**WHAT TO DO**: Do any lines in the data below contain "Rate"? If so, copy every one of them.

[Data entries]

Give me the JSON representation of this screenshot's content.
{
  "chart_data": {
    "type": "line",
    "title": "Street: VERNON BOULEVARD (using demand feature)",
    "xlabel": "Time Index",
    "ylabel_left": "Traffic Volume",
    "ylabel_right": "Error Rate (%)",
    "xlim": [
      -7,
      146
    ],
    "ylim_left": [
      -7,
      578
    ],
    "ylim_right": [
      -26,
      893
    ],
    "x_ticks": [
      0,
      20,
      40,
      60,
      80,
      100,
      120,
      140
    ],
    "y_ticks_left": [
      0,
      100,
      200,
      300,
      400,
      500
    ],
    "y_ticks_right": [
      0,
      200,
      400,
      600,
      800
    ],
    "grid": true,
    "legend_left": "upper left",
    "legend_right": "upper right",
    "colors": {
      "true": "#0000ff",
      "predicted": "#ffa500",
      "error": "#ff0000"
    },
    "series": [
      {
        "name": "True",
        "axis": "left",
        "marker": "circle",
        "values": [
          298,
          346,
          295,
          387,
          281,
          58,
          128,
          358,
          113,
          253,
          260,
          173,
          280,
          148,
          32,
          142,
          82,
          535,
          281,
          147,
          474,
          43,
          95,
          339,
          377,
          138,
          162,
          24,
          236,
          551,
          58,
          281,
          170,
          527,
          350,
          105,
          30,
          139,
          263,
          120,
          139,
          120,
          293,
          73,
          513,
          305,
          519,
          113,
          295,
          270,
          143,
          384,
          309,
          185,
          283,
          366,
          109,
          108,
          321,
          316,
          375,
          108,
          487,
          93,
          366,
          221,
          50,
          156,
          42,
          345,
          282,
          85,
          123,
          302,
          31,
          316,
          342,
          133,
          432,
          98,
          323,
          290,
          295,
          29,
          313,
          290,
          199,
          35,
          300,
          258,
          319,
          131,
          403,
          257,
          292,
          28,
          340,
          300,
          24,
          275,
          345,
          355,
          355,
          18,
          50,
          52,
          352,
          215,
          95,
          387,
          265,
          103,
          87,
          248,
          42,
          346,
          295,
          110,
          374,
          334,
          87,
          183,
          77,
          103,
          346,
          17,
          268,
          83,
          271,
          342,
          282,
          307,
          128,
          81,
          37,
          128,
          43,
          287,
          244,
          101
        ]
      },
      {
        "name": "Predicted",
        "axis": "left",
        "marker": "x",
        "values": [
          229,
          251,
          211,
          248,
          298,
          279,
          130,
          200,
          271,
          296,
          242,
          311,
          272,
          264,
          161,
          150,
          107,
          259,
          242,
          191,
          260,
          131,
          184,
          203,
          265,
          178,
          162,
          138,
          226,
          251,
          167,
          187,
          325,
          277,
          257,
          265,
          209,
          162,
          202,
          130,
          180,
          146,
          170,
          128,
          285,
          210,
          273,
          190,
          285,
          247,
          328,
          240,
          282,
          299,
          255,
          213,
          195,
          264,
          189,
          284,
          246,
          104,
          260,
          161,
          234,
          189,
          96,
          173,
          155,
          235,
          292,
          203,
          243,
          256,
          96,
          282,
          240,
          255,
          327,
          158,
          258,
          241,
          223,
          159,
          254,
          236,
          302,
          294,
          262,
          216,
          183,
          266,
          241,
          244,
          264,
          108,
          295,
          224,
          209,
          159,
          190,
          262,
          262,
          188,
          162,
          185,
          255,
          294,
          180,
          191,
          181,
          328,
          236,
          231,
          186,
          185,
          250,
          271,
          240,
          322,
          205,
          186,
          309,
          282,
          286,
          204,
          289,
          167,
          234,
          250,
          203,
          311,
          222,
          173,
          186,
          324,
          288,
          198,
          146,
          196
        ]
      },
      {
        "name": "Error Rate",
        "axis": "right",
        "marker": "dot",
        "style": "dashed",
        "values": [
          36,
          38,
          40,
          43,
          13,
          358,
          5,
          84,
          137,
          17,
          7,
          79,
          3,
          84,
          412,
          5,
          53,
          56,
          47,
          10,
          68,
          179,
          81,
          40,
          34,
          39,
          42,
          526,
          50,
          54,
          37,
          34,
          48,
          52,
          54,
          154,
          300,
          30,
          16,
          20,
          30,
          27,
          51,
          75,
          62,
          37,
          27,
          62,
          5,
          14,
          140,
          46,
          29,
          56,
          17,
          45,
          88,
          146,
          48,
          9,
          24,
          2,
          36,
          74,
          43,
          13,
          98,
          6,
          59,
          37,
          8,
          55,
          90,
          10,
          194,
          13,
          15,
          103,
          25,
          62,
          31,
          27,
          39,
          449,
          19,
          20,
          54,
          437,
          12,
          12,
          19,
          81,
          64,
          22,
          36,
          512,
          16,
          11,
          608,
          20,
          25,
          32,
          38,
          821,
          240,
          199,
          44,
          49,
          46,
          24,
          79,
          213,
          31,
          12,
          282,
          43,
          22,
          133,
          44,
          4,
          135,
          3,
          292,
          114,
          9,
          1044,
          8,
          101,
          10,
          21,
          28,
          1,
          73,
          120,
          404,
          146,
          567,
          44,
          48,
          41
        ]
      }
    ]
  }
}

**TASK RESPONSE**:
    "ylabel_right": "Error Rate (%)",
        "name": "Error Rate",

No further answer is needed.